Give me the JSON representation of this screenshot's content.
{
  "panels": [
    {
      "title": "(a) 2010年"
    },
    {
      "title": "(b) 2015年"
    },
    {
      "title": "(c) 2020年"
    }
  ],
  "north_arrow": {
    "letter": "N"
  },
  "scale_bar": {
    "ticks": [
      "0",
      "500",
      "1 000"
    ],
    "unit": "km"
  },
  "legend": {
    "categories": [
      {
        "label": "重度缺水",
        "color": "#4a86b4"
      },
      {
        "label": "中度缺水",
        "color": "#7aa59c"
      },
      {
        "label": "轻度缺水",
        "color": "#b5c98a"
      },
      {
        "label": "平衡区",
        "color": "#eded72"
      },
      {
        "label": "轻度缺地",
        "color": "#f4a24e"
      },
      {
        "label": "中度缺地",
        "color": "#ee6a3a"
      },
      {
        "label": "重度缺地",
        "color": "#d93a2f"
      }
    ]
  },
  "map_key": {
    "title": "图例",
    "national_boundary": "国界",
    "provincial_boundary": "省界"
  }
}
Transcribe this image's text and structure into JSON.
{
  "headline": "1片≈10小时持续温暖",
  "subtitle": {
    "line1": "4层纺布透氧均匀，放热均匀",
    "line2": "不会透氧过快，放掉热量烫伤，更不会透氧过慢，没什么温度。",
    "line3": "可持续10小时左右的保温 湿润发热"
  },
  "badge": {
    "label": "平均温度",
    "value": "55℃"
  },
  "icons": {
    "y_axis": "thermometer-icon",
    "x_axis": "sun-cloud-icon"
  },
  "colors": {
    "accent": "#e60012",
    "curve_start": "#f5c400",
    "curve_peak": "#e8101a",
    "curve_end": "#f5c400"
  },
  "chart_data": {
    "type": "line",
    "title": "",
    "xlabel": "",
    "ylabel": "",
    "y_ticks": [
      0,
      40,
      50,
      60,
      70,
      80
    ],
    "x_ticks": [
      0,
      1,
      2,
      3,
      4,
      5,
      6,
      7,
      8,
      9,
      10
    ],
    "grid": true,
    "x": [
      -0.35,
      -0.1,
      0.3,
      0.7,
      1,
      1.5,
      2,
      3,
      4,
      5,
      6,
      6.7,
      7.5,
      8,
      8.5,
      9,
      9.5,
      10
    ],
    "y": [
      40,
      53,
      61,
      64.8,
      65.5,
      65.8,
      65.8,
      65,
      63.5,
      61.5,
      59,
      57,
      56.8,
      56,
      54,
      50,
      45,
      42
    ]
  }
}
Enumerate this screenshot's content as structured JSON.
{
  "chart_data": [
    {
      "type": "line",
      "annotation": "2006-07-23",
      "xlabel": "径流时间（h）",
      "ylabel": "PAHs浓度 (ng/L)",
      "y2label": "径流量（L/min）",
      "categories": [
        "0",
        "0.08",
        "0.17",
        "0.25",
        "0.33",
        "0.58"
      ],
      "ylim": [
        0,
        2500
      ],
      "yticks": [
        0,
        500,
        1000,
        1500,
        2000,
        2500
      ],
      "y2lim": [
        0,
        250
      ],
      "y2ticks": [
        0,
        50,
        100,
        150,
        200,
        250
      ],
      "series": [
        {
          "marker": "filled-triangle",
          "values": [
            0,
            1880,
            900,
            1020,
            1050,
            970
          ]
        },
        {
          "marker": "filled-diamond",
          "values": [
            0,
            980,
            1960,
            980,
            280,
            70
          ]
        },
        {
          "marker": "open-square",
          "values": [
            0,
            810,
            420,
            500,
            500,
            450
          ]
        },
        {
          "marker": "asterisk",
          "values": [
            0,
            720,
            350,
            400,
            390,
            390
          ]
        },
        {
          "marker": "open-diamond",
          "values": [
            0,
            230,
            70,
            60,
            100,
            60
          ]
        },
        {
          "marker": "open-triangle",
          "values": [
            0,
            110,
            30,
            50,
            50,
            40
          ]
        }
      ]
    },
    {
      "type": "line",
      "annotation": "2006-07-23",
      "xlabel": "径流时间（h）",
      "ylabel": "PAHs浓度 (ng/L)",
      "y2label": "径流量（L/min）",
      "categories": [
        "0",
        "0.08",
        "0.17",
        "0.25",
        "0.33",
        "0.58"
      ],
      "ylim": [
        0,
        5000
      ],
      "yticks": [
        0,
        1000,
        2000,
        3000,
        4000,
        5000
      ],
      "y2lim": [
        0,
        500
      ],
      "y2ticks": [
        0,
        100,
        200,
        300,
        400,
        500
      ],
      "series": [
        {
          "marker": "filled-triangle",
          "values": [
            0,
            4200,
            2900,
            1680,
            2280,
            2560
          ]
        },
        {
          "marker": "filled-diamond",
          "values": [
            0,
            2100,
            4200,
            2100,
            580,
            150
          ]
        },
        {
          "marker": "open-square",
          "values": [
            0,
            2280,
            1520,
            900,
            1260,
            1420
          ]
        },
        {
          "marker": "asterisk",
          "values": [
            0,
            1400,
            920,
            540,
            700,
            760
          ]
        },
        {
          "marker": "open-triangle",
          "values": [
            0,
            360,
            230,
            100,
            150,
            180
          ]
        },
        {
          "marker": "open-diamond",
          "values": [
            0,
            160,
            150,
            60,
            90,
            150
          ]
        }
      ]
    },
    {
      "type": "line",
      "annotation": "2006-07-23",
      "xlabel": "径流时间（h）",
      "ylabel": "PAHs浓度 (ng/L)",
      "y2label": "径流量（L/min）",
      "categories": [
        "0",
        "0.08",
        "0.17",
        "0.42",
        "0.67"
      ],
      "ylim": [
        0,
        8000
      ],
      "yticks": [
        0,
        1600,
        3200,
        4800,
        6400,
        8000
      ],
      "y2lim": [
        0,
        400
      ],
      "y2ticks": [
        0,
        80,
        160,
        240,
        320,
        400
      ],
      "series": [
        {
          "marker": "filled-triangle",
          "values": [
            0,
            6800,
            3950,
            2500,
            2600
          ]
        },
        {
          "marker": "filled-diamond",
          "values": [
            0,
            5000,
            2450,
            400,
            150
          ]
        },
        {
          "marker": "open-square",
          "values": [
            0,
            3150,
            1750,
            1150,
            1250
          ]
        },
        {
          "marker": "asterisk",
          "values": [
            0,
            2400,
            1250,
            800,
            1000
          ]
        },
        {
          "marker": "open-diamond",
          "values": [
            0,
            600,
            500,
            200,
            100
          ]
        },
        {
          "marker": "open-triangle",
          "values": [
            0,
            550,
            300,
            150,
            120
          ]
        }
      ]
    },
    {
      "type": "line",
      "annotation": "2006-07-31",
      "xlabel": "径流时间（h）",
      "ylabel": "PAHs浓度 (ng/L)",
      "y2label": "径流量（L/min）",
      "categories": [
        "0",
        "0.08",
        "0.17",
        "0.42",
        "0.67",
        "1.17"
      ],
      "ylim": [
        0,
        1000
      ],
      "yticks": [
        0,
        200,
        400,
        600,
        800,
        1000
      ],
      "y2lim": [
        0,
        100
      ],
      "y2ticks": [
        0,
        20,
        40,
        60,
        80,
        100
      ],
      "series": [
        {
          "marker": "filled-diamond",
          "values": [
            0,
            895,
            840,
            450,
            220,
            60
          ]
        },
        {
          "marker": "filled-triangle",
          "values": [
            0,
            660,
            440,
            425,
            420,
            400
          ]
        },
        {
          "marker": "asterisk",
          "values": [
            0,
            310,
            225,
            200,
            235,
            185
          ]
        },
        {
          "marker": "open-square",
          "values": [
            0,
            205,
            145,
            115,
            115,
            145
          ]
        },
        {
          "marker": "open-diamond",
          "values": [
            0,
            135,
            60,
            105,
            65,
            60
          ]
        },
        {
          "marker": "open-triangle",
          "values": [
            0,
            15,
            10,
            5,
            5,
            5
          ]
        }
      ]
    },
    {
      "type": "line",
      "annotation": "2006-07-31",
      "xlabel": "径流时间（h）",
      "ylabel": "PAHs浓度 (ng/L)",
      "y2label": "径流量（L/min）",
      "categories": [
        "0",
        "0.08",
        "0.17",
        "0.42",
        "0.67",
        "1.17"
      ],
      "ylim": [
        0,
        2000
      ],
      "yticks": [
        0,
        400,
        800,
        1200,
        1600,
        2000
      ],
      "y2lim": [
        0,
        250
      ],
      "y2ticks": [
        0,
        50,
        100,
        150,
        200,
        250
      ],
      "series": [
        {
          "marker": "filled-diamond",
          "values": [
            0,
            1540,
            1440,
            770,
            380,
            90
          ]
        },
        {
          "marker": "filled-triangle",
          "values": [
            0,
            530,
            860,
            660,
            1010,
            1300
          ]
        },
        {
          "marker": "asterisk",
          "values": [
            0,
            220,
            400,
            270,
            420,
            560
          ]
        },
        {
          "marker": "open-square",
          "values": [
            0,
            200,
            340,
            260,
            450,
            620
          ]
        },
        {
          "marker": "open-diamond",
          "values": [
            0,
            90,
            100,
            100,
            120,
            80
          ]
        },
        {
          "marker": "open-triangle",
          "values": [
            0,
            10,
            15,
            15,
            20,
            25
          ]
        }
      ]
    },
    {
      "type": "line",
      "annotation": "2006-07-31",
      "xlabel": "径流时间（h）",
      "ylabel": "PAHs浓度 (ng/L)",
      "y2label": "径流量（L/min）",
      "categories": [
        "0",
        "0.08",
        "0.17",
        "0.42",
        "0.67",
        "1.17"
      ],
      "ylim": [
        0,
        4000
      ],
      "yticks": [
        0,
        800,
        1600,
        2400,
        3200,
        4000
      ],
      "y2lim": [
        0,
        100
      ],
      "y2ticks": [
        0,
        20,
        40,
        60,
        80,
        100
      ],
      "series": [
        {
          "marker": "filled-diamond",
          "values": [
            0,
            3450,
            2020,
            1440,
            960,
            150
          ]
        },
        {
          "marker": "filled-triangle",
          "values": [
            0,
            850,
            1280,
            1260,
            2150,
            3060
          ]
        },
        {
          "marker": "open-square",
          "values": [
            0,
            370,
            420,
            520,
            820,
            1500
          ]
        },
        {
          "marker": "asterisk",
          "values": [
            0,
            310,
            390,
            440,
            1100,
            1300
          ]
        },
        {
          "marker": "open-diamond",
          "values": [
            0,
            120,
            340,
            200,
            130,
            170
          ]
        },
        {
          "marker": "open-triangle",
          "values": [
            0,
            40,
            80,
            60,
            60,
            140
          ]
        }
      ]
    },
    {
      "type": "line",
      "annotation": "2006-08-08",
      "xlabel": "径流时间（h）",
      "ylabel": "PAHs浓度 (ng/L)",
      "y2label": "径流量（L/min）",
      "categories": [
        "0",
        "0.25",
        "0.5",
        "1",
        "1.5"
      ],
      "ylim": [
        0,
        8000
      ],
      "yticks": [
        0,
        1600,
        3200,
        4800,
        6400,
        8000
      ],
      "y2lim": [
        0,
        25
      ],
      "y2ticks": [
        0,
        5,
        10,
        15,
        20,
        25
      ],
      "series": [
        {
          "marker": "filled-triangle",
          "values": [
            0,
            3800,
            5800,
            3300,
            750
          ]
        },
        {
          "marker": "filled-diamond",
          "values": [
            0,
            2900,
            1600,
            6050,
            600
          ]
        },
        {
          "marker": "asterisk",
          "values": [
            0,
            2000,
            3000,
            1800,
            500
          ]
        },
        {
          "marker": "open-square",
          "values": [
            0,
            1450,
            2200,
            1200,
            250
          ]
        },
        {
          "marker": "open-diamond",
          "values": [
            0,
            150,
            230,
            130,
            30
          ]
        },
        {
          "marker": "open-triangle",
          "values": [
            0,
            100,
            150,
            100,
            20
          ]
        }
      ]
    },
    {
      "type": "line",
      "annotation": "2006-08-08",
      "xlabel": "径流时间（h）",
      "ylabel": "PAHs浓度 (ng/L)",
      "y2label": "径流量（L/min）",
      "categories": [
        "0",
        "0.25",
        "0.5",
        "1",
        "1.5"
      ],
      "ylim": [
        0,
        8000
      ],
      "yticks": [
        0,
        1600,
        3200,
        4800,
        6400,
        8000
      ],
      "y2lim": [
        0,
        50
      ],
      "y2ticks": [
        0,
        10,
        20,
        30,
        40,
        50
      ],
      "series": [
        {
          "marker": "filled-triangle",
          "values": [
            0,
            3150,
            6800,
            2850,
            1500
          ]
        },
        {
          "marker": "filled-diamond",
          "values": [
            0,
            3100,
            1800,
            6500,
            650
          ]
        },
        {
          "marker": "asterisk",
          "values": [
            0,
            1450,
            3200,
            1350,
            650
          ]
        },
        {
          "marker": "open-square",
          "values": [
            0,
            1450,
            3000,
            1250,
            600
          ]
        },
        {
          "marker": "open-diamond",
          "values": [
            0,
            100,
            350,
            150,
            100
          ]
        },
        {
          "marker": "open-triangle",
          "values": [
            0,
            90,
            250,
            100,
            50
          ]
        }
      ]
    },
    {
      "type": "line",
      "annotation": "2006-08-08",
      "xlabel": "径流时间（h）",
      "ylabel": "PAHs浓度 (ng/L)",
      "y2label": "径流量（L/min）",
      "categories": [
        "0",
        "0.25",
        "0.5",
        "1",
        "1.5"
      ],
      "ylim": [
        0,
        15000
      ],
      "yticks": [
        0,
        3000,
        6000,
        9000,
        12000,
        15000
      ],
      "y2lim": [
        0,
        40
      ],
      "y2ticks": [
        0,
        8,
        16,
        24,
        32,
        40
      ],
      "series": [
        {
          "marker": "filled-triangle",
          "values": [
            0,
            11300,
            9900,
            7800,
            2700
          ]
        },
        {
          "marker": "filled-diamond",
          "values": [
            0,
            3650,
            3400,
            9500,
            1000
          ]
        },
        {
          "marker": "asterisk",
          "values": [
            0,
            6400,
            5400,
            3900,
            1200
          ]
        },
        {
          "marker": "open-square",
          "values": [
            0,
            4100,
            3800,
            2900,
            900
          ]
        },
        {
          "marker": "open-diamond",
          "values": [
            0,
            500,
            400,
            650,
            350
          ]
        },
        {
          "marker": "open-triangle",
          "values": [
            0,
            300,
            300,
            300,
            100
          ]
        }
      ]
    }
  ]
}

====

Go through the records. Copy each line where "JSON" appears.

▶ _OUTPUT OF THE TASK_:
Give me the JSON representation of this screenshot's content.
Transcribe this image's text and structure into JSON.
Enumerate this screenshot's content as structured JSON.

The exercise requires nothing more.